■ Request
Please find all lines in the data that hold the string "this" and copy them.

··········

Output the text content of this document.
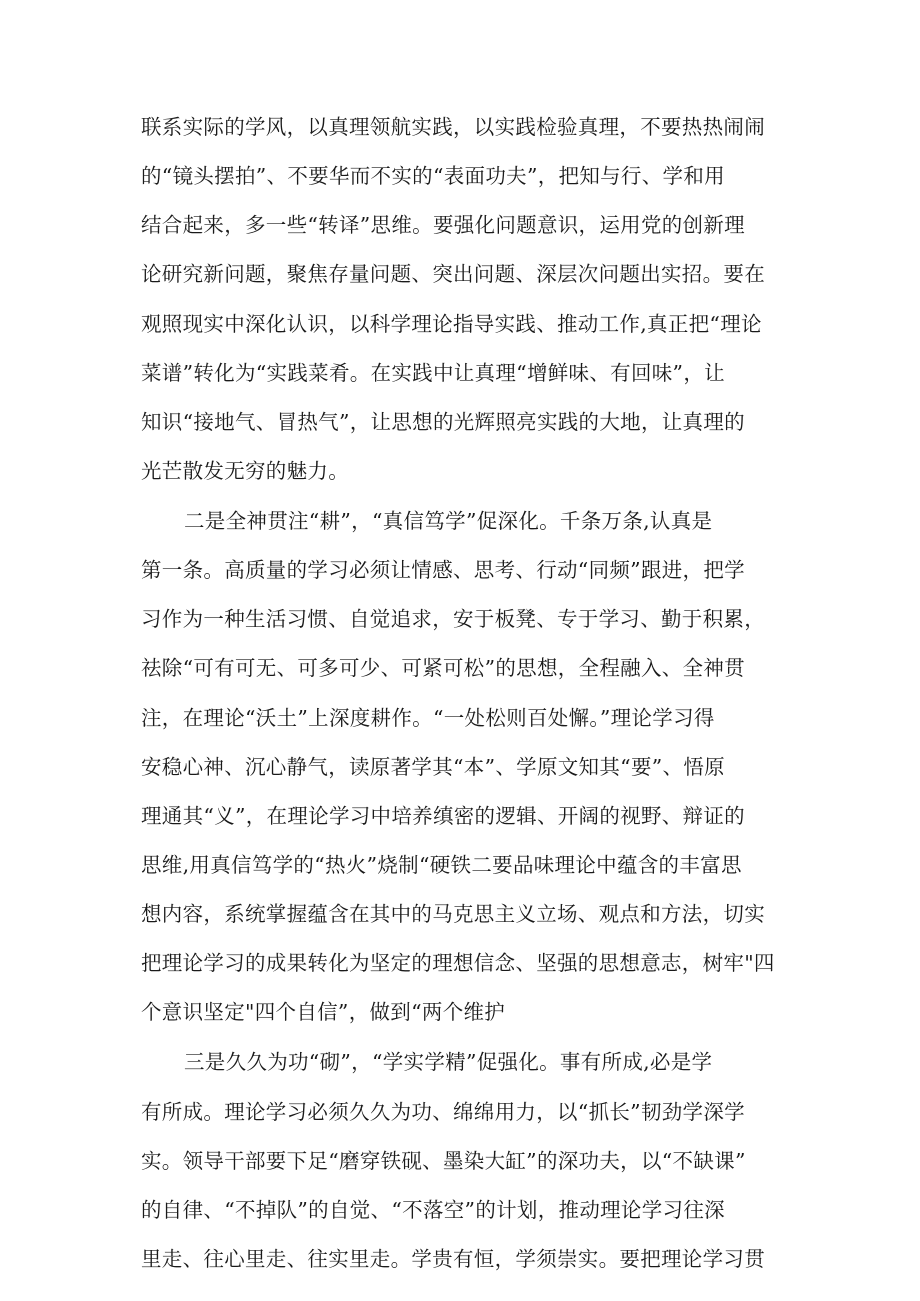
联系实际的学风，以真理领航实践，以实践检验真理，不要热热闹闹
的“镜头摆拍”、不要华而不实的“表面功夫”，把知与行、学和用
结合起来，多一些“转译”思维。要强化问题意识，运用党的创新理
论研究新问题，聚焦存量问题、突出问题、深层次问题出实招。要在
观照现实中深化认识，以科学理论指导实践、推动工作,真正把“理论
菜谱”转化为“实践菜肴。在实践中让真理“增鲜味、有回味”，让
知识“接地气、冒热气”，让思想的光辉照亮实践的大地，让真理的
光芒散发无穷的魅力。
二是全神贯注“耕”，“真信笃学”促深化。千条万条,认真是
第一条。高质量的学习必须让情感、思考、行动“同频”跟进，把学
习作为一种生活习惯、自觉追求，安于板凳、专于学习、勤于积累，
祛除“可有可无、可多可少、可紧可松”的思想，全程融入、全神贯
注，在理论“沃土”上深度耕作。“一处松则百处懈。”理论学习得
安稳心神、沉心静气，读原著学其“本”、学原文知其“要”、悟原
理通其“义”，在理论学习中培养缜密的逻辑、开阔的视野、辩证的
思维,用真信笃学的“热火”烧制“硬铁二要品味理论中蕴含的丰富思
想内容，系统掌握蕴含在其中的马克思主义立场、观点和方法，切实
把理论学习的成果转化为坚定的理想信念、坚强的思想意志，树牢"四
个意识坚定"四个自信”，做到“两个维护
三是久久为功“砌”，“学实学精”促强化。事有所成,必是学
有所成。理论学习必须久久为功、绵绵用力，以“抓长”韧劲学深学
实。领导干部要下足“磨穿铁砚、墨染大缸”的深功夫，以“不缺课”
的自律、“不掉队”的自觉、“不落空”的计划，推动理论学习往深
里走、往心里走、往实里走。学贵有恒，学须崇实。要把理论学习贯
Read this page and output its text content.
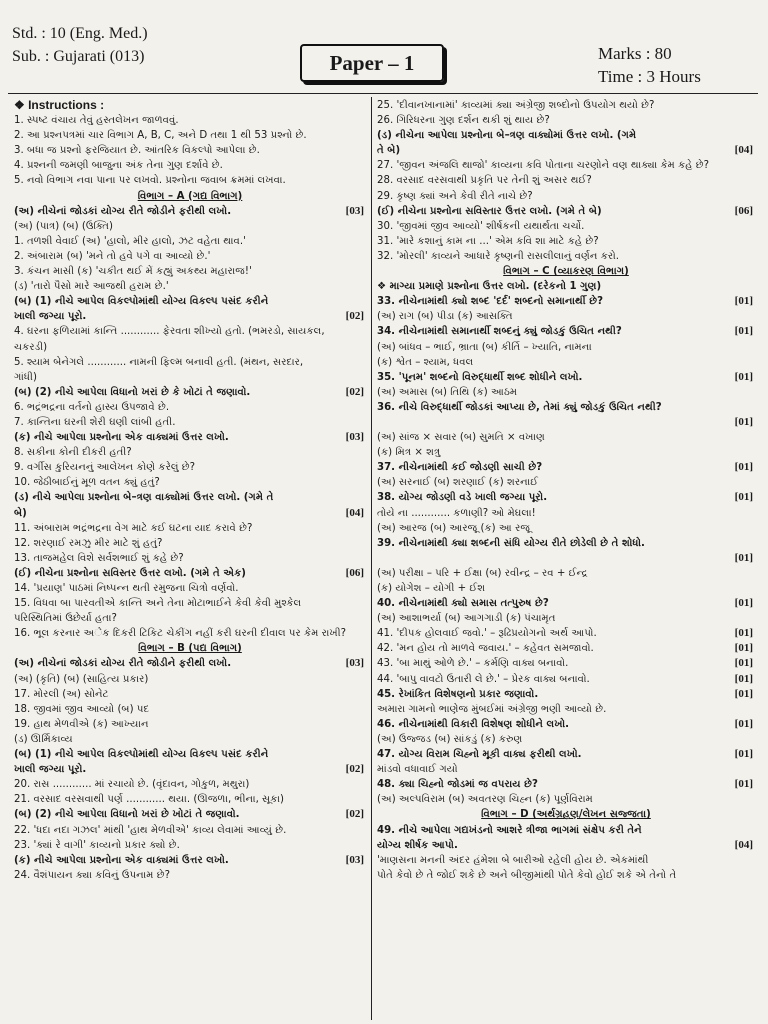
Std. : 10 (Eng. Med.)
Sub. : Gujarati (013)	Paper – 1	Marks : 80
Time : 3 Hours
❖ Instructions :
1. સ્પષ્ટ વંચાય તેવું હસ્તલેખન જાળવવું.
2. આ પ્રશ્નપત્રમાં ચાર વિભાગ A, B, C, અને D તથા 1 થી 53 પ્રશ્નો છે.
3. બધા જ પ્રશ્નો ફરજિયાત છે. આંતરિક વિકલ્પો આપેલા છે.
4. પ્રશ્નની જમણી બાજુના અંક તેના ગુણ દર્શાવે છે.
5. નવો વિભાગ નવા પાના પર લખવો. પ્રશ્નોના જવાબ ક્રમમાં લખવા.
વિભાગ – A (ગદ્ય વિભાગ)
(અ) નીચેનાં જોડકાં યોગ્ય રીતે જોડીને ફરીથી લખો.	[03]
(અ) (પાત્ર) (બ) (ઉક્તિ)
1. તળશી વેવાઈ (અ) 'હાલો, મીર હાલો, ઝટ વહેતા થાવ.'
2. અંબારામ (બ) 'મને તો હવે પગે વા આવ્યો છે.'
3. કંચન માસી (ક) 'ચકીત થઈ મેં કહ્યું અકથ્ય મહારાજ!'
(ડ) 'તારો પૈસો મારે આજથી હરામ છે.'
(બ) (1) નીચે આપેલ વિકલ્પોમાંથી યોગ્ય વિકલ્પ પસંદ કરીને
ખાલી જગ્યા પૂરો.	[02]
4. ઘરના ફળિયામાં કાન્તિ ............ ફેરવતા શીખ્યો હતો. (ભમરડો, સાયકલ,
ચકરડી)
5. શ્યામ બેનેગલે ............ નામની ફિલ્મ બનાવી હતી. (મંથન, સરદાર,
ગાંધી)
(બ) (2) નીચે આપેલા વિધાનો ખરાં છે કે ખોટાં તે જણાવો.	[02]
6. ભદ્રંભદ્રના વર્તનો હાસ્ય ઉપજાવે છે.
7. કાન્તિના ઘરની શેરી ઘણી લાંબી હતી.
(ક) નીચે આપેલા પ્રશ્નોના એક વાક્યમાં ઉત્તર લખો.	[03]
8. સકીના કોની દીકરી હતી?
9. વર્ગીસ કુરિયનનું આલેખન કોણે કરેલું છે?
10. જેઠીબાઈનું મૂળ વતન ક્યું હતું?
(ડ) નીચે આપેલા પ્રશ્નોના બે–ત્રણ વાક્યોમાં ઉત્તર લખો. (ગમે તે
બે)	[04]
11. અંબારામ ભદ્રંભદ્રના વેગ માટે કઈ ઘટના યાદ કરાવે છે?
12. શરણાઈ રમઝુ મીર માટે શું હતું?
13. તાજમહેલ વિશે સર્વશભાઈ શું કહે છે?
(ઈ) નીચેના પ્રશ્નોના સવિસ્તર ઉત્તર લખો. (ગમે તે એક)	[06]
14. 'પ્રયાણ' પાઠમાં નિષ્પન્ન થતી રમુજના ચિત્રો વર્ણવો.
15. વિધવા બા પારવતીએ કાન્તિ અને તેના મોટાભાઈને કેવી કેવી મુશ્કેલ
પરિસ્થિતિમાં ઉછેર્યા હતા?
16. ભૂલ કરનાર અેક દિકરી ટિકિટ ચેકીંગ નહીં કરી ઘરની દીવાલ પર કેમ રાખી?
વિભાગ – B (પદ્ય વિભાગ)
(અ) નીચેનાં જોડકાં યોગ્ય રીતે જોડીને ફરીથી લખો.	[03]
(અ) (કૃતિ) (બ) (સાહિત્ય પ્રકાર)
17. મોરલી (અ) સોનેટ
18. જીવમાં જીવ આવ્યો (બ) પદ
19. હાથ મેળવીએ (ક) આખ્યાન
(ડ) ઊર્મિકાવ્ય
(બ) (1) નીચે આપેલ વિકલ્પોમાંથી યોગ્ય વિકલ્પ પસંદ કરીને
ખાલી જગ્યા પૂરો.	[02]
20. રાસ ............ માં રચાયો છે. (વૃંદાવન, ગોકુળ, મથુરા)
21. વરસાદ વરસવાથી પર્ણ ............ થયા. (ઊજળા, ભીના, સૂકા)
(બ) (2) નીચે આપેલા વિધાનો ખરાં છે ખોટાં તે જણાવો.	[02]
22. 'ધદા નદા ગઝલ' માંથી 'હાથ મેળવીએ' કાવ્ય લેવામાં આવ્યું છે.
23. 'ક્યાં રે વાગી' કાવ્યનો પ્રકાર ક્યો છે.
(ક) નીચે આપેલા પ્રશ્નોના એક વાક્યમાં ઉત્તર લખો.	[03]
24. વૈશંપાયન ક્યા કવિનું ઉપનામ છે?
25. 'દીવાનખાનામાં' કાવ્યમાં ક્યા અંગ્રેજી શબ્દોનો ઉપયોગ થયો છે?
26. ગિરિધરના ગુણ દર્શન થકી શું થાય છે?
(ડ) નીચેના આપેલા પ્રશ્નોના બે–ત્રણ વાક્યોમાં ઉત્તર લખો. (ગમે
તે બે)	[04]
27. 'જીવન અંજલિ થાજો' કાવ્યના કવિ પોતાના ચરણોને વણ થાક્યા કેમ કહે છે?
28. વરસાદ વરસવાથી પ્રકૃતિ પર તેની શું અસર થઈ?
29. કૃષ્ણ ક્યાં અને કેવી રીતે નાચે છે?
(ઈ) નીચેના પ્રશ્નોના સવિસ્તાર ઉત્તર લખો. (ગમે તે બે)	[06]
30. 'જીવમાં જીવ આવ્યો' શીર્ષકની યથાર્થતા ચર્ચો.
31. 'મારે કશાનું કામ ના ...' એમ કવિ શા માટે કહે છે?
32. 'મોરલી' કાવ્યને આધારે કૃષ્ણની રાસલીલાનું વર્ણન કરો.
વિભાગ – C (વ્યાકરણ વિભાગ)
❖ માગ્યા પ્રમાણે પ્રશ્નોના ઉત્તર લખો. (દરેકનો 1 ગુણ)
33. નીચેનામાંથી ક્યો શબ્દ 'દર્દ' શબ્દનો સમાનાર્થી છે?	[01]
(અ) રાગ (બ) પીડા (ક) આસક્તિ
34. નીચેનામાંથી સમાનાર્થી શબ્દનું ક્યું જોડકું ઉચિત નથી?	[01]
(અ) બાંધવ – ભાઈ, ભ્રાતા (બ) કીર્તિ – ખ્યાતિ, નામના
(ક) શ્વેત – શ્યામ, ધવલ
35. 'પૂનમ' શબ્દનો વિરુદ્ધાર્થી શબ્દ શોધીને લખો.	[01]
(અ) અમાસ (બ) તિથિ (ક) આઠમ
36. નીચે વિરુદ્ધાર્થી જોડકાં આપ્યા છે, તેમાં ક્યું જોડકું ઉચિત નથી?
[01]
(અ) સાંજ × સવાર (બ) સુમતિ × વખાણ
(ક) મિત્ર × શત્રુ
37. નીચેનામાંથી કઈ જોડણી સાચી છે?	[01]
(અ) સરનાઈ (બ) શરણાઈ (ક) શરનાઈ
38. યોગ્ય જોડણી વડે ખાલી જગ્યા પૂરો.	[01]
તોયે ના ............ કળાણી? ઓ મેઘલા!
(અ) આરજ (બ) આરજૂ (ક) આ રજૂ
39. નીચેનામાંથી ક્યા શબ્દની સંધિ યોગ્ય રીતે છોડેલી છે તે શોધો.
[01]
(અ) પરીક્ષા – પરિ + ઈક્ષા (બ) રવીન્દ્ર – રવ + ઈન્દ્ર
(ક) યોગેશ – યોગી + ઈશ
40. નીચેનામાંથી ક્યો સમાસ તત્પુરુષ છે?	[01]
(અ) આશાભર્યા (બ) આગગાડી (ક) પંચામૃત
41. 'દીપક હોલવાઈ જવો.' – રૂઢિપ્રયોગનો અર્થ આપો.	[01]
42. 'મન હોય તો માળવે જવાય.' – કહેવત સમજાવો.	[01]
43. 'બા માથું ઓળે છે.' – કર્મણિ વાક્ય બનાવો.	[01]
44. 'બાપુ વાવટો ઉતારી લે છે.' – પ્રેરક વાક્ય બનાવો.	[01]
45. રેખાંકિત વિશેષણનો પ્રકાર જણાવો.	[01]
અમારા ગામનો ભાણેજ મુંબઈમાં અંગ્રેજી ભણી આવ્યો છે.
46. નીચેનામાંથી વિકારી વિશેષણ શોધીને લખો.	[01]
(અ) ઉજ્જડ (બ) સાંકડું (ક) કરુણ
47. યોગ્ય વિરામ ચિહ્નો મૂકી વાક્ય ફરીથી લખો.	[01]
માંડવો વધાવાઈ ગયો
48. ક્યા ચિહ્નો જોડમાં જ વપરાય છે?	[01]
(અ) અલ્પવિરામ (બ) અવતરણ ચિહ્ન (ક) પૂર્ણવિરામ
વિભાગ – D (અર્થગ્રહણ/લેખન સજ્જતા)
49. નીચે આપેલા ગદ્યખંડનો આશરે ત્રીજા ભાગમાં સંક્ષેપ કરી તેને
યોગ્ય શીર્ષક આપો.	[04]
'માણસના મનની અંદર હંમેશા બે બારીઓ રહેલી હોય છે. એકમાંથી
પોતે કેવો છે તે જોઈ શકે છે અને બીજીમાંથી પોતે કેવો હોઈ શકે એ તેનો તે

··········

■ Written response
Output the text content of this document.
Read this page and output its text content.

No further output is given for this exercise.